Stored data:
>>>>>
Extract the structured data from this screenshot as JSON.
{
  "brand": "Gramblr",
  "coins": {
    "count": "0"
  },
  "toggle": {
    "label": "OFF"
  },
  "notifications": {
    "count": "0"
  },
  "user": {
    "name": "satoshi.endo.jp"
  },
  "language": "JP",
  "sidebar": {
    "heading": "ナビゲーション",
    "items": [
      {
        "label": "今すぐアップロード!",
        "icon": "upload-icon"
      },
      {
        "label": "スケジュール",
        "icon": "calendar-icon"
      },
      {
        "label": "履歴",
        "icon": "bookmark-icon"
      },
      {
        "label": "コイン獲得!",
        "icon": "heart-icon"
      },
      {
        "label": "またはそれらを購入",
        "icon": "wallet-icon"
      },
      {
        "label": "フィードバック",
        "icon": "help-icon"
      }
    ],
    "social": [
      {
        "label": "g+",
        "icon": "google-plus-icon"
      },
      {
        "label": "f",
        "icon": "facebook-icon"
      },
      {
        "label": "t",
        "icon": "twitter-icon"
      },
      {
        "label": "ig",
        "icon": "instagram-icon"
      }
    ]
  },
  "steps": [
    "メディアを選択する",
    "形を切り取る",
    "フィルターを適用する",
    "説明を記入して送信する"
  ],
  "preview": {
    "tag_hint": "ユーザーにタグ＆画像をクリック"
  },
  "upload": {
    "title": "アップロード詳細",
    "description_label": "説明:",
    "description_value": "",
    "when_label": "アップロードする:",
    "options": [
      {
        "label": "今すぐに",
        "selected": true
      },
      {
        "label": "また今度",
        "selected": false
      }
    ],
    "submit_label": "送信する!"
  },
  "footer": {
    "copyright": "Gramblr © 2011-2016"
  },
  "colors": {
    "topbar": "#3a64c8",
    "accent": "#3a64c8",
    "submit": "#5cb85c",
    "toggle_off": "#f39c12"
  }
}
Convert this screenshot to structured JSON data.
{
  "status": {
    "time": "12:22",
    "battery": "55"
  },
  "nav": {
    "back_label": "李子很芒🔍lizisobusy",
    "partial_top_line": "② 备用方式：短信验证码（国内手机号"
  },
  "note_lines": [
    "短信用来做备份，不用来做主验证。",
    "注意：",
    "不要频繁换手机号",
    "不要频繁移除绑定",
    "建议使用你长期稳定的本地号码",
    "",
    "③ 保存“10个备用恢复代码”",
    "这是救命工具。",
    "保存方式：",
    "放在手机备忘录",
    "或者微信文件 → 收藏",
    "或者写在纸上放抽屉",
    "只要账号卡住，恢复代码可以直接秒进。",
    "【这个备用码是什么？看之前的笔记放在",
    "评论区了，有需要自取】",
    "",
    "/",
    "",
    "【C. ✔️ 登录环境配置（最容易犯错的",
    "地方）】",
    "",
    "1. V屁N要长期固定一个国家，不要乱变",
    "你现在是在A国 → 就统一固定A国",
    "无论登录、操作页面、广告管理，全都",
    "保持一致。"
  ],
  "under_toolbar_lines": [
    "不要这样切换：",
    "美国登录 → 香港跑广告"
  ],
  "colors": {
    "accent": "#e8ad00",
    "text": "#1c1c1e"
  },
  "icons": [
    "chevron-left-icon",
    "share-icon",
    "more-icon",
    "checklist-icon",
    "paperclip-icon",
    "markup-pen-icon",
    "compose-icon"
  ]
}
<<<<<
**EXERCISE DESCRIPTION**
Find the line containing "Convert this screenshot". Reproduce it exactly, along with every line after it through the last.

**THE RESPONSE**
Convert this screenshot to structured JSON data.
{
  "status": {
    "time": "12:22",
    "battery": "55"
  },
  "nav": {
    "back_label": "李子很芒🔍lizisobusy",
    "partial_top_line": "② 备用方式：短信验证码（国内手机号"
  },
  "note_lines": [
    "短信用来做备份，不用来做主验证。",
    "注意：",
    "不要频繁换手机号",
    "不要频繁移除绑定",
    "建议使用你长期稳定的本地号码",
    "",
    "③ 保存“10个备用恢复代码”",
    "这是救命工具。",
    "保存方式：",
    "放在手机备忘录",
    "或者微信文件 → 收藏",
    "或者写在纸上放抽屉",
    "只要账号卡住，恢复代码可以直接秒进。",
    "【这个备用码是什么？看之前的笔记放在",
    "评论区了，有需要自取】",
    "",
    "/",
    "",
    "【C. ✔️ 登录环境配置（最容易犯错的",
    "地方）】",
    "",
    "1. V屁N要长期固定一个国家，不要乱变",
    "你现在是在A国 → 就统一固定A国",
    "无论登录、操作页面、广告管理，全都",
    "保持一致。"
  ],
  "under_toolbar_lines": [
    "不要这样切换：",
    "美国登录 → 香港跑广告"
  ],
  "colors": {
    "accent": "#e8ad00",
    "text": "#1c1c1e"
  },
  "icons": [
    "chevron-left-icon",
    "share-icon",
    "more-icon",
    "checklist-icon",
    "paperclip-icon",
    "markup-pen-icon",
    "compose-icon"
  ]
}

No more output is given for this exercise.